* WHAT YOU NEED TO DO:
From the data that follows, copy every line holding the string "arcmin".

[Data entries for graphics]
═══
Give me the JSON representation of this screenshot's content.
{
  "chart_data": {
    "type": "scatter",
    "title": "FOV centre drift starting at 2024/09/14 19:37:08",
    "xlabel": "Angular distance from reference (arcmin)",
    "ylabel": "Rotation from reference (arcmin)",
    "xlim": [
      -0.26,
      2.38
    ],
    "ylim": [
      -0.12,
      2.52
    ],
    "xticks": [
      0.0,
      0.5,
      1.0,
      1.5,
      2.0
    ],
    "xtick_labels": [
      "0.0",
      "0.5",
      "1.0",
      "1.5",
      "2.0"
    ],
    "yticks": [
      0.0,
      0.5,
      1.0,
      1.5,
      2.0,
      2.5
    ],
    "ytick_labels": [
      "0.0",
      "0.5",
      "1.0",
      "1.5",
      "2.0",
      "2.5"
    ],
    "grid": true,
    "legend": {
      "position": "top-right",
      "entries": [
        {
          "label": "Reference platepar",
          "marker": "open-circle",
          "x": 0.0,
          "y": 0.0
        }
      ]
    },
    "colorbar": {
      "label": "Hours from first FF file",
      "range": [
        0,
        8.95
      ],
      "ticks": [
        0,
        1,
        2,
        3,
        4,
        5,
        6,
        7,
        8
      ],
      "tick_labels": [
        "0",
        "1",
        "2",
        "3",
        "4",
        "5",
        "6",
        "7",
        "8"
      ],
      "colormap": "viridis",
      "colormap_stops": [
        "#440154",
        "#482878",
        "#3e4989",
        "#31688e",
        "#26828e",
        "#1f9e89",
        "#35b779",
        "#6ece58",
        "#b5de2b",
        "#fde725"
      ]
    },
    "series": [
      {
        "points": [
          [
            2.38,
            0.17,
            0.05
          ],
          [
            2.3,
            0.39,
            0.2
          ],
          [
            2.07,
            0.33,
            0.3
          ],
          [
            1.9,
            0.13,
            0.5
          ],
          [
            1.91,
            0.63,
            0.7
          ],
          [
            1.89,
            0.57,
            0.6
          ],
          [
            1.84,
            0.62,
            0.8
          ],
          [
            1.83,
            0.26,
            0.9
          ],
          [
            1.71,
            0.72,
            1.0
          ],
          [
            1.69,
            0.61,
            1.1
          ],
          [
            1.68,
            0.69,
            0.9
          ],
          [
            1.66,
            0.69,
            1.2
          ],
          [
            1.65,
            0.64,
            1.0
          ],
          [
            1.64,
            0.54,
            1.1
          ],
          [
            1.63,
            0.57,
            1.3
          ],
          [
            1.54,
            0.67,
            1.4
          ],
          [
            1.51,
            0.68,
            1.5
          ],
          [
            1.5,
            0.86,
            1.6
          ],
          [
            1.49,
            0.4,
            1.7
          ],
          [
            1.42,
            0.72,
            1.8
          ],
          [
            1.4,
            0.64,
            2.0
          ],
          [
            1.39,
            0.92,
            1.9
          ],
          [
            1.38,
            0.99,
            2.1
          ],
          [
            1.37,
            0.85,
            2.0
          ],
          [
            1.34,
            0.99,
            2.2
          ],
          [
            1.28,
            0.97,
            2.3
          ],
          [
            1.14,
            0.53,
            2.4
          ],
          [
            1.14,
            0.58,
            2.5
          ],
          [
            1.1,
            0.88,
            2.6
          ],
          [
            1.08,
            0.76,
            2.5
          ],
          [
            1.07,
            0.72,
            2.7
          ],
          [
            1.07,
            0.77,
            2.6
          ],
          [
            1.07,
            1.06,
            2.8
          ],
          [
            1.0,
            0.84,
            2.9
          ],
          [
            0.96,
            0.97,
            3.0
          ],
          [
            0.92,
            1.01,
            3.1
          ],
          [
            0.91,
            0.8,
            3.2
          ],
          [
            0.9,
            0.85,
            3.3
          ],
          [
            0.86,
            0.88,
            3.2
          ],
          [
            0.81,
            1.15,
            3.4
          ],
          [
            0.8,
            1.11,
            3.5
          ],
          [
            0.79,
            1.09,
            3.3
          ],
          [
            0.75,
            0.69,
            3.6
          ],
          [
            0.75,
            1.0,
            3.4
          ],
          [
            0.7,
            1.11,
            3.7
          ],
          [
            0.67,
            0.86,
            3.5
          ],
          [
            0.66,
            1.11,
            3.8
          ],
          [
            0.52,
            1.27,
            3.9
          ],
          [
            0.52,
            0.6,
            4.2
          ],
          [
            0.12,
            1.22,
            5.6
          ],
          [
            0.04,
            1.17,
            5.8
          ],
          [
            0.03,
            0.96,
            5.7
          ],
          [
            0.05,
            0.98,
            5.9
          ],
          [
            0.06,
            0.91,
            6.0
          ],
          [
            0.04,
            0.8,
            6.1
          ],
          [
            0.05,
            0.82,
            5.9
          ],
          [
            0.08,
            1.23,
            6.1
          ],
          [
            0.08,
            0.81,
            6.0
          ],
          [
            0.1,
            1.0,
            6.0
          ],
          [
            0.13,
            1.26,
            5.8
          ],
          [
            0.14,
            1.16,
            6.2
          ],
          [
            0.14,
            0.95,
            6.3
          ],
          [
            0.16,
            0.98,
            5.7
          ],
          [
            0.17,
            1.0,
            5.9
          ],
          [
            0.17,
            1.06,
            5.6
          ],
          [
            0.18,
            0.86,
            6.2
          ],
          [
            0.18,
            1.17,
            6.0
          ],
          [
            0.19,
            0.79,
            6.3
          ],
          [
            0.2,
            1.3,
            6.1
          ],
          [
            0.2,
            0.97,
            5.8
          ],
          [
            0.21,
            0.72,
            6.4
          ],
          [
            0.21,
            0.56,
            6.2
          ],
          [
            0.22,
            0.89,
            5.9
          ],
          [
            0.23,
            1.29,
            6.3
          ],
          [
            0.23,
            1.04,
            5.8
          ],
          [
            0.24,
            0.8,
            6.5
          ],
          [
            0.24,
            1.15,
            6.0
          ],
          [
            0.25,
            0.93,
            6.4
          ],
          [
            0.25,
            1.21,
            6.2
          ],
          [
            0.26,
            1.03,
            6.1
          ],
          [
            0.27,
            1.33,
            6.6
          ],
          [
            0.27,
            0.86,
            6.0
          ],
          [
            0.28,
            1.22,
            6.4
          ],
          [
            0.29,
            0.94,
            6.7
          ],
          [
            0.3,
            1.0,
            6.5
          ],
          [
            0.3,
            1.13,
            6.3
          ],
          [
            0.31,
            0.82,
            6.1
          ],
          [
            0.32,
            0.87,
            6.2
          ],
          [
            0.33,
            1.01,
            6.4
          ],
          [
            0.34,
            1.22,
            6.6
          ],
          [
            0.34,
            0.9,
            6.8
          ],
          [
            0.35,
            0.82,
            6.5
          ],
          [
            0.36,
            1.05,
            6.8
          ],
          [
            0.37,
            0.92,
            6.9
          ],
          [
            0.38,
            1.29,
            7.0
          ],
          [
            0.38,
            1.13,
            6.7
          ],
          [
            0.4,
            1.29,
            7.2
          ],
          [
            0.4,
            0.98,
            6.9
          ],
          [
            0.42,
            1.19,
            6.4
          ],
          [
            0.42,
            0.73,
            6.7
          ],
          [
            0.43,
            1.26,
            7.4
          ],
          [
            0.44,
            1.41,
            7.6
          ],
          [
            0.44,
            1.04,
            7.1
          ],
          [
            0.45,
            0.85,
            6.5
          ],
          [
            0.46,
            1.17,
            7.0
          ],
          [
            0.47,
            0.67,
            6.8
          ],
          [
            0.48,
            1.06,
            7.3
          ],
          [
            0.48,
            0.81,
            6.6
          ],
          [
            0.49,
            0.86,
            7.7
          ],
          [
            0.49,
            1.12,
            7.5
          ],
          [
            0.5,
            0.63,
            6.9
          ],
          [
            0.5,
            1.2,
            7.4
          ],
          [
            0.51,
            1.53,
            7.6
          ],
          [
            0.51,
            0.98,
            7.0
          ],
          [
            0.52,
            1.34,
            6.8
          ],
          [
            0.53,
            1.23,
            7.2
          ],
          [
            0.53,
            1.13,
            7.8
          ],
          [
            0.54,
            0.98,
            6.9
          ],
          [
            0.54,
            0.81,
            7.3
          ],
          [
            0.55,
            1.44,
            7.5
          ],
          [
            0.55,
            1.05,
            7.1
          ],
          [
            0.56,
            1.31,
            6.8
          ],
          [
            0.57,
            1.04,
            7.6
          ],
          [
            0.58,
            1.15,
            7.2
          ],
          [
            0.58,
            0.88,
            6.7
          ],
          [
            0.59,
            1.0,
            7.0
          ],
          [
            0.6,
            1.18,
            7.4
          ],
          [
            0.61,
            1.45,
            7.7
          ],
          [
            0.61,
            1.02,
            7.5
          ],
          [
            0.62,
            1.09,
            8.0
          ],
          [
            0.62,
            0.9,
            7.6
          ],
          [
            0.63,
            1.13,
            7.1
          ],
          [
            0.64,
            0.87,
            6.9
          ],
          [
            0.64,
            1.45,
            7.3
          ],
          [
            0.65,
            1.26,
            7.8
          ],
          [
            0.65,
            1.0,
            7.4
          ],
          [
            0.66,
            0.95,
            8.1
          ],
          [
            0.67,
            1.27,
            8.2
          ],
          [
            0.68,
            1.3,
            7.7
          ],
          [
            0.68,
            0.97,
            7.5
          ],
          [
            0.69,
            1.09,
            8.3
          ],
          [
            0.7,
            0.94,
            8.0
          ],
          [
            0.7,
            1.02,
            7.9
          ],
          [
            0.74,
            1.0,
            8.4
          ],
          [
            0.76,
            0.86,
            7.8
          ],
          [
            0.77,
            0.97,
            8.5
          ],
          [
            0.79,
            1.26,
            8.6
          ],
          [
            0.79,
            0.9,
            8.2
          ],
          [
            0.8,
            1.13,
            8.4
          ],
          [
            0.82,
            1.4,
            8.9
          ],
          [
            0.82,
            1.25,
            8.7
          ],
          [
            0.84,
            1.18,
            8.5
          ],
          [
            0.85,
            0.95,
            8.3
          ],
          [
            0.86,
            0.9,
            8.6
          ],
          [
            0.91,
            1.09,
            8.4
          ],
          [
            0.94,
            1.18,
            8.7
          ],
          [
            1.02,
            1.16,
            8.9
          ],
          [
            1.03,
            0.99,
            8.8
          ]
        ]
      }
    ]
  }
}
═══
* TASK SOLUTION:
    "xlabel": "Angular distance from reference (arcmin)",
    "ylabel": "Rotation from reference (arcmin)",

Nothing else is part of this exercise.